▸ SOURCE RECORDS
_____

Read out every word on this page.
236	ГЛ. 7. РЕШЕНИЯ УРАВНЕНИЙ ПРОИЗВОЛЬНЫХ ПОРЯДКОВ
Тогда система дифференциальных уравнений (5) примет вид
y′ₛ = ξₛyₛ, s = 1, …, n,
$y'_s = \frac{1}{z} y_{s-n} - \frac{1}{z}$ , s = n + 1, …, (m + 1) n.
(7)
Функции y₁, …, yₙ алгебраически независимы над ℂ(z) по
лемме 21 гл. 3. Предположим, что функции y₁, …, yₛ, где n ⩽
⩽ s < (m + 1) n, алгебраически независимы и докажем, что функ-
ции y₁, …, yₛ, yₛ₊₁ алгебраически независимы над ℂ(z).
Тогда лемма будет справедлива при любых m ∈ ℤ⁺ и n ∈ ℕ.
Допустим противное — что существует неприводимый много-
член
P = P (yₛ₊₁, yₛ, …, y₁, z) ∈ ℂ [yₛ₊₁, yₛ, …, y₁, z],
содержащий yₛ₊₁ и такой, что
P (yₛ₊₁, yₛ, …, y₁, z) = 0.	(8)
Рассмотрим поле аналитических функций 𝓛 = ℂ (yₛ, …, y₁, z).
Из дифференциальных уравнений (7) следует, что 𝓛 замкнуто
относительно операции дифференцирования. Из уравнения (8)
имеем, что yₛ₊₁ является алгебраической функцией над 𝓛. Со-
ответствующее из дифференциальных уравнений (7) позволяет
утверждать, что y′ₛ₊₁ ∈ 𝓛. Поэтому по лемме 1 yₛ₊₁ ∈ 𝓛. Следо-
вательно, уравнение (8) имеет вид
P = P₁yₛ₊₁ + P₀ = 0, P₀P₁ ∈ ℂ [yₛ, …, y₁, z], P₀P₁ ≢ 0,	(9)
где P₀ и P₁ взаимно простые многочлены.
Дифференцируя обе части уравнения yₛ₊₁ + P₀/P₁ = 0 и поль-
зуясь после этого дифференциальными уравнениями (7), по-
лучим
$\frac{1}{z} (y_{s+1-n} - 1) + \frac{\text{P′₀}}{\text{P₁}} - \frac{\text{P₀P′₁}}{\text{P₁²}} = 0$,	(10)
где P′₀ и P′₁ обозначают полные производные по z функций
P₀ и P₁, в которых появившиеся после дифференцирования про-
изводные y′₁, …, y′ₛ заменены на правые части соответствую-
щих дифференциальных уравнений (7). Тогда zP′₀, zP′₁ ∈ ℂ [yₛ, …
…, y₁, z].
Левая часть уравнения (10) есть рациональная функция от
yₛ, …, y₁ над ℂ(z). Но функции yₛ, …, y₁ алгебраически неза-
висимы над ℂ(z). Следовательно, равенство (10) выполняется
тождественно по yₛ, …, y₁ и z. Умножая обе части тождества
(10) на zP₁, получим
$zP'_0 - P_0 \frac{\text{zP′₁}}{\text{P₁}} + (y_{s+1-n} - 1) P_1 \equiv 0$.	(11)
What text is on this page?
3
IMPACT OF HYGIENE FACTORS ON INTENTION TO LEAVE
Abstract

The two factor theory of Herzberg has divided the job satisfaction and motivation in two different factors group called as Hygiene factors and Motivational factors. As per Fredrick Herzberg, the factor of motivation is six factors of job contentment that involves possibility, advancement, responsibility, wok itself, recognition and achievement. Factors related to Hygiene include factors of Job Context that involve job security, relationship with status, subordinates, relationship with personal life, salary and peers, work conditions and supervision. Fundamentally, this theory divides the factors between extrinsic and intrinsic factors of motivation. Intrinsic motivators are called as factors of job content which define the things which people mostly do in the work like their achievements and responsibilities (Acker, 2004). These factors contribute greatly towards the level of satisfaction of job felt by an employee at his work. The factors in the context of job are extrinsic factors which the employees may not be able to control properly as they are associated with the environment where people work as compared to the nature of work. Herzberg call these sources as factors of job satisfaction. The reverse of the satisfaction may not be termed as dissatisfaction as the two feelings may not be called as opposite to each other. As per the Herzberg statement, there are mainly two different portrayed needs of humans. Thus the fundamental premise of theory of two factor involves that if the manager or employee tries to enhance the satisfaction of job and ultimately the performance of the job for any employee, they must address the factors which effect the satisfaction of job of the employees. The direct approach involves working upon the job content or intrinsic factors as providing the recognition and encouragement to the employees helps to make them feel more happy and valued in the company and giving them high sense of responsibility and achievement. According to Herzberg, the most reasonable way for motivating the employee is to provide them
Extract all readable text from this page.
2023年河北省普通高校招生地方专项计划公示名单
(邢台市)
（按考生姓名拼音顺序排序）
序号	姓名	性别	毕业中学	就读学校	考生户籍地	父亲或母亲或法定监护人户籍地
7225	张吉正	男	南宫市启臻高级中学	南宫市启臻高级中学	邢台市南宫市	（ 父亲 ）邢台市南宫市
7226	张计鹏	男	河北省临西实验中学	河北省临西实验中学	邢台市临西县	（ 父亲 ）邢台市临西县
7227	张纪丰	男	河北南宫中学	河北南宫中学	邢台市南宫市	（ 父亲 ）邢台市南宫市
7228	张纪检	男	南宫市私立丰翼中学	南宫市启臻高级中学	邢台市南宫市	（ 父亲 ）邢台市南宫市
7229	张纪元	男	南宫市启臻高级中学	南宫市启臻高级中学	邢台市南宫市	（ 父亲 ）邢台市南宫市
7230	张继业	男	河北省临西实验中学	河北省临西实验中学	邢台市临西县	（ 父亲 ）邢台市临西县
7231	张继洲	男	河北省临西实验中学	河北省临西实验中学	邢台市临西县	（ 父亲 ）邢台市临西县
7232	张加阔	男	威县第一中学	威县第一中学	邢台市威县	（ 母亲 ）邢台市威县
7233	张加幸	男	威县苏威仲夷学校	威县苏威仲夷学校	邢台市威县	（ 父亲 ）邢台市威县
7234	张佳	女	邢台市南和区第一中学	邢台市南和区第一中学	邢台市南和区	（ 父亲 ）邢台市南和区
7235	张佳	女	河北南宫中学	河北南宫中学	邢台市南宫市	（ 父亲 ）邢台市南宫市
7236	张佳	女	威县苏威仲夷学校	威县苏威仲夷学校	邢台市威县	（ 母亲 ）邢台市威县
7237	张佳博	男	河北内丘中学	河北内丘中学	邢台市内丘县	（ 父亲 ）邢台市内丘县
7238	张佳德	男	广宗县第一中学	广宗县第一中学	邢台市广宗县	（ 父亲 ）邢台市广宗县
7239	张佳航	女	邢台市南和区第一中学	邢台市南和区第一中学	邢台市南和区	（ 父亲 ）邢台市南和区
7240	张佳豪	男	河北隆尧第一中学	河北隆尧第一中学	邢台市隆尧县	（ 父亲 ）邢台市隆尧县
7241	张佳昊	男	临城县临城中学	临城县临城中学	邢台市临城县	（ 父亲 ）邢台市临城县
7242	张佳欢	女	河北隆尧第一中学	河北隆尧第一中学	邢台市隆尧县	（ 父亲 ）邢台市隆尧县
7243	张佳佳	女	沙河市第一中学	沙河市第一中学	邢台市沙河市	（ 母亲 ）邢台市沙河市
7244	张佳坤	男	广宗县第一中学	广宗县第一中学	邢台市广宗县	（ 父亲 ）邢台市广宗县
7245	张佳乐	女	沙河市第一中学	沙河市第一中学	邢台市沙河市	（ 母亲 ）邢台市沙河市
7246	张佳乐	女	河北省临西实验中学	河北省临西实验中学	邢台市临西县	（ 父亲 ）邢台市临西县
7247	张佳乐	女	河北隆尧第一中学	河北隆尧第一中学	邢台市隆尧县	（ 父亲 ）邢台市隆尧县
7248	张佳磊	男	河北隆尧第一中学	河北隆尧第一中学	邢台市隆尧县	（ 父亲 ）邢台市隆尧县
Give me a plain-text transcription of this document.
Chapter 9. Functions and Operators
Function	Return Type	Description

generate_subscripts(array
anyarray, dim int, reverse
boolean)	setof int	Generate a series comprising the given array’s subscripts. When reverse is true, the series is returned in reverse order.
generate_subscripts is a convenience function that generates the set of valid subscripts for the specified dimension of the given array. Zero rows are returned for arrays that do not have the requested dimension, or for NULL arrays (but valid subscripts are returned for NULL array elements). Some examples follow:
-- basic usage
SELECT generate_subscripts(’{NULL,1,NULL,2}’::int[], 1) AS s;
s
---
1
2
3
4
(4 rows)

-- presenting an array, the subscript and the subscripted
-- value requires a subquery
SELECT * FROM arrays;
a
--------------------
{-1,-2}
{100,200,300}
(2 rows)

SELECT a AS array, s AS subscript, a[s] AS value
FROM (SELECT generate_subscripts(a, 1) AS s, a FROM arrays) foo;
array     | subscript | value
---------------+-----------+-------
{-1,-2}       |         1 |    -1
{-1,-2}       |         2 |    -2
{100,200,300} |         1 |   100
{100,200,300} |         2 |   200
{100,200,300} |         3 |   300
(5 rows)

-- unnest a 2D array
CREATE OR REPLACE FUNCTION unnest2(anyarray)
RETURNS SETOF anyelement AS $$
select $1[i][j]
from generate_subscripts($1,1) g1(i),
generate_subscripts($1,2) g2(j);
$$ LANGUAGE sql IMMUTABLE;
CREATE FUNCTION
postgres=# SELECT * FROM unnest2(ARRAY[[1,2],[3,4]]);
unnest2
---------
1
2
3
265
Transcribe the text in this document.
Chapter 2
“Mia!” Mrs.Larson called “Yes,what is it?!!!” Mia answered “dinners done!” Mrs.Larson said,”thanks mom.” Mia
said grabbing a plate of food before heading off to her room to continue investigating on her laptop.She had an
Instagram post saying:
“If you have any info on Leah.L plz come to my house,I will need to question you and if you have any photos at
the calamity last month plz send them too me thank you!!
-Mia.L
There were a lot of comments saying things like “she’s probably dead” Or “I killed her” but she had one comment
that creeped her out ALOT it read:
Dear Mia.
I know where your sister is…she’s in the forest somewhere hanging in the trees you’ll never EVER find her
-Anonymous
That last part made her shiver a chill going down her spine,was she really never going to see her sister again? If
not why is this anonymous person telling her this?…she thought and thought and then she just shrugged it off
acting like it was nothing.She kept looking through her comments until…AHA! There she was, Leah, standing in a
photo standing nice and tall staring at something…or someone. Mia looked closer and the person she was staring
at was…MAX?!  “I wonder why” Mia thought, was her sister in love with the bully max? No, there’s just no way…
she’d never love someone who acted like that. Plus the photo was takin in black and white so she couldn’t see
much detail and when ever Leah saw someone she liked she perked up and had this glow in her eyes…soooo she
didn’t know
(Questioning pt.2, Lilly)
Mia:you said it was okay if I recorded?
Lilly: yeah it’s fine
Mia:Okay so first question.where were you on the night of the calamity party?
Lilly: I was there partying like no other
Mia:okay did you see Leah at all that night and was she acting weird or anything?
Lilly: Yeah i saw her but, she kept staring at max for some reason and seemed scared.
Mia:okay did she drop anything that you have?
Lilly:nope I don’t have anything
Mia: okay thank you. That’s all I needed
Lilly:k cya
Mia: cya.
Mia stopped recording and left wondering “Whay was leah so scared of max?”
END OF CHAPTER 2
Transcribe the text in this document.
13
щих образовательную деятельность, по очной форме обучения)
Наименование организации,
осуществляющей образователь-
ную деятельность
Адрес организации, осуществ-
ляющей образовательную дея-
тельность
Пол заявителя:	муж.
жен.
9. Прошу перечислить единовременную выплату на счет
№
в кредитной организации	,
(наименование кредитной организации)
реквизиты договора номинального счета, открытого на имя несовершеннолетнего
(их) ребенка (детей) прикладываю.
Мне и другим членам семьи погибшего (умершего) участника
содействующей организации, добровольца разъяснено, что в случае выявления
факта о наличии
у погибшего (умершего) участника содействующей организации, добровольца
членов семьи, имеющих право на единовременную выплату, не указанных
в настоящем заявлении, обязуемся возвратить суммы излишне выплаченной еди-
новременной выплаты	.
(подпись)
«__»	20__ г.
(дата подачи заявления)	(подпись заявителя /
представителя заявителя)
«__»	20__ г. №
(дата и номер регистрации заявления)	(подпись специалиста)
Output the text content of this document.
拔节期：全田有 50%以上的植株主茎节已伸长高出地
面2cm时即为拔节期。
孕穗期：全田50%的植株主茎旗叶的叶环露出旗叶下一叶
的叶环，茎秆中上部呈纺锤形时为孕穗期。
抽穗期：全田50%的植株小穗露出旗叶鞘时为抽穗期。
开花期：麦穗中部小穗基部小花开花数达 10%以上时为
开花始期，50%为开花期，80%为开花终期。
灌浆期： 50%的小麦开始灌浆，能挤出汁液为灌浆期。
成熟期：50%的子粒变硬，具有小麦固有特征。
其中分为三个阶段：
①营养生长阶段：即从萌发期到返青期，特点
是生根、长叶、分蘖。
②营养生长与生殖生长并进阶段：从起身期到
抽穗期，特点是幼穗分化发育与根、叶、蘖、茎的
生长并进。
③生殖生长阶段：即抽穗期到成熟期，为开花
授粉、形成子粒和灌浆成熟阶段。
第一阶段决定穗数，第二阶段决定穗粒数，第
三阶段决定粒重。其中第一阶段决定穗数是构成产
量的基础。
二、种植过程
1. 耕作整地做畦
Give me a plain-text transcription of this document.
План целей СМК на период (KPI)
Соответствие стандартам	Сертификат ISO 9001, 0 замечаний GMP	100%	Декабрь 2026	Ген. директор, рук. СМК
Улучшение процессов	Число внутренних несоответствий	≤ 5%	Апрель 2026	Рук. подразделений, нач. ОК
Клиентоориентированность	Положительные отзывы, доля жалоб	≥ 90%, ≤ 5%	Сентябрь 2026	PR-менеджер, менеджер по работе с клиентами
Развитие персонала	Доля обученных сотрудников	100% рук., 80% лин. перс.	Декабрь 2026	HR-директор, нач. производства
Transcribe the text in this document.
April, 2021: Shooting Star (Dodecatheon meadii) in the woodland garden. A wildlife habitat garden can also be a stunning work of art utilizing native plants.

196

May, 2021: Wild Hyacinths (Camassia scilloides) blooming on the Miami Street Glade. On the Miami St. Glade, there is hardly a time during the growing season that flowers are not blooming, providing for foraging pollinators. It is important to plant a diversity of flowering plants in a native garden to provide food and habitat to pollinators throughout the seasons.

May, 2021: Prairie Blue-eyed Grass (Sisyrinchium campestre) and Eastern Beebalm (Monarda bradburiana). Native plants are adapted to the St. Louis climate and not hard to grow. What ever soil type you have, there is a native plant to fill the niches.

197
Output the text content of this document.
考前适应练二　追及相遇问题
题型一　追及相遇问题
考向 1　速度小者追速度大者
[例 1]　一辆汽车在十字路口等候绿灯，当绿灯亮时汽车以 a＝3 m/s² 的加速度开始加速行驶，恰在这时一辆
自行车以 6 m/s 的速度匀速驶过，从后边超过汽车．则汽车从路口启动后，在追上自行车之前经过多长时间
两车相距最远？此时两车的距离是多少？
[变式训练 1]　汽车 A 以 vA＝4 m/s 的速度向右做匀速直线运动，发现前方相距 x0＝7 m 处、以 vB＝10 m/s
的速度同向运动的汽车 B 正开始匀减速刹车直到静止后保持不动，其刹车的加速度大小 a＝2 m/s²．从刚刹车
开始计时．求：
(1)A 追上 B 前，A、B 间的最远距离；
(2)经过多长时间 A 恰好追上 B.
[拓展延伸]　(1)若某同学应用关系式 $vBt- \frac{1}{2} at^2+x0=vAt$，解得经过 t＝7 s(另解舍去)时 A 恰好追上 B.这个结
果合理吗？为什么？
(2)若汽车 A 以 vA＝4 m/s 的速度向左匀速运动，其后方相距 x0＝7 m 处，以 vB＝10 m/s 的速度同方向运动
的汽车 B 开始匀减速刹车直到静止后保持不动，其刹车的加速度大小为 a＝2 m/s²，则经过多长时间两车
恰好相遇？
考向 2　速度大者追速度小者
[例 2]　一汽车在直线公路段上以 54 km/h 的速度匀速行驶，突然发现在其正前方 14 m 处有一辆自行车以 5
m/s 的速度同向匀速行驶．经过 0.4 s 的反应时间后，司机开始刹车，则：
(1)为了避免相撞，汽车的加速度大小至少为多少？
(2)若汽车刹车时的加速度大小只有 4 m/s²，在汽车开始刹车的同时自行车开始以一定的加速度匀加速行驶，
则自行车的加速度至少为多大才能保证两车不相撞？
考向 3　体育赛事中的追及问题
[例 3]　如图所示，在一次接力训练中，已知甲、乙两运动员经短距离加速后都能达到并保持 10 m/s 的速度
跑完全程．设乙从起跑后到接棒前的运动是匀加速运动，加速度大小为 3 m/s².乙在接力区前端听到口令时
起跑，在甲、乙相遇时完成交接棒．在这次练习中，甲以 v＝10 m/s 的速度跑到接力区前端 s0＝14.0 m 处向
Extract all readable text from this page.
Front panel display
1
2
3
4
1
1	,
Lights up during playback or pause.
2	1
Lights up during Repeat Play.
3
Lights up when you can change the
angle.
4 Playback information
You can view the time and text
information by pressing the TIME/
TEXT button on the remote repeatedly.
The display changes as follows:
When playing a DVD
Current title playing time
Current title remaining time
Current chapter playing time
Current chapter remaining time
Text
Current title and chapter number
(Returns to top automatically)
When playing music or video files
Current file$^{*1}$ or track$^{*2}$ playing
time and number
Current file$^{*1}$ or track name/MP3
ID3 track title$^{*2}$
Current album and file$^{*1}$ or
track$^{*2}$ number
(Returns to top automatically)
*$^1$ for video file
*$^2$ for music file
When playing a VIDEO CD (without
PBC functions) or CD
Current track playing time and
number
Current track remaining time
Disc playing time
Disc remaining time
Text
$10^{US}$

_____

▸ GIVEN EXERCISE
Find the string "Тогда" in the entries above and return each line that holds it.

▸ RESULT
Тогда система дифференциальных уравнений (5) примет вид
Тогда лемма будет справедлива при любых m ∈ ℤ⁺ и n ∈ ℕ.
щих дифференциальных уравнений (7). Тогда zP′₀, zP′₁ ∈ ℂ [yₛ, …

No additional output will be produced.